TASK DETAILS:
Type out the data exactly as given. Skip any image.

DATA LINES:
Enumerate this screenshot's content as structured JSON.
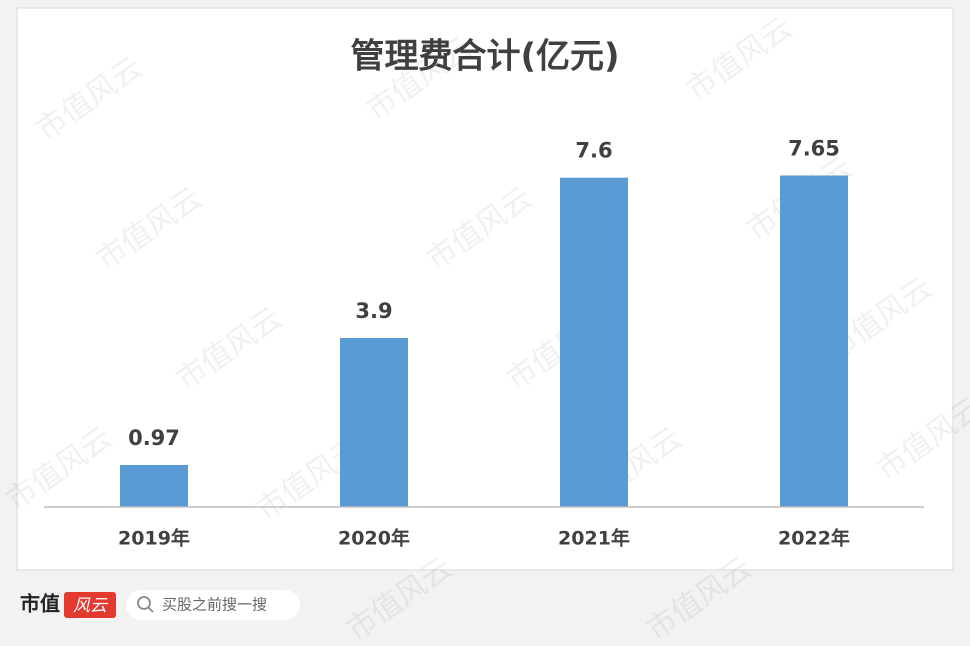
{
  "chart_data": {
    "type": "bar",
    "title": "管理费合计(亿元)",
    "categories": [
      "2019年",
      "2020年",
      "2021年",
      "2022年"
    ],
    "values": [
      0.97,
      3.9,
      7.6,
      7.65
    ],
    "color": "#5b9bd5",
    "ylim": [
      0,
      9
    ],
    "grid": false
  },
  "watermark": "市值风云",
  "footer": {
    "brand": "市值",
    "brand_mark": "风云",
    "search_placeholder": "买股之前搜一搜"
  }
}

RIGHT ANSWER:
Enumerate this screenshot's content as structured JSON.
{
  "chart_data": {
    "type": "bar",
    "title": "管理费合计(亿元)",
    "categories": [
      "2019年",
      "2020年",
      "2021年",
      "2022年"
    ],
    "values": [
      0.97,
      3.9,
      7.6,
      7.65
    ],
    "color": "#5b9bd5",
    "ylim": [
      0,
      9
    ],
    "grid": false
  },
  "watermark": "市值风云",
  "footer": {
    "brand": "市值",
    "brand_mark": "风云",
    "search_placeholder": "买股之前搜一搜"
  }
}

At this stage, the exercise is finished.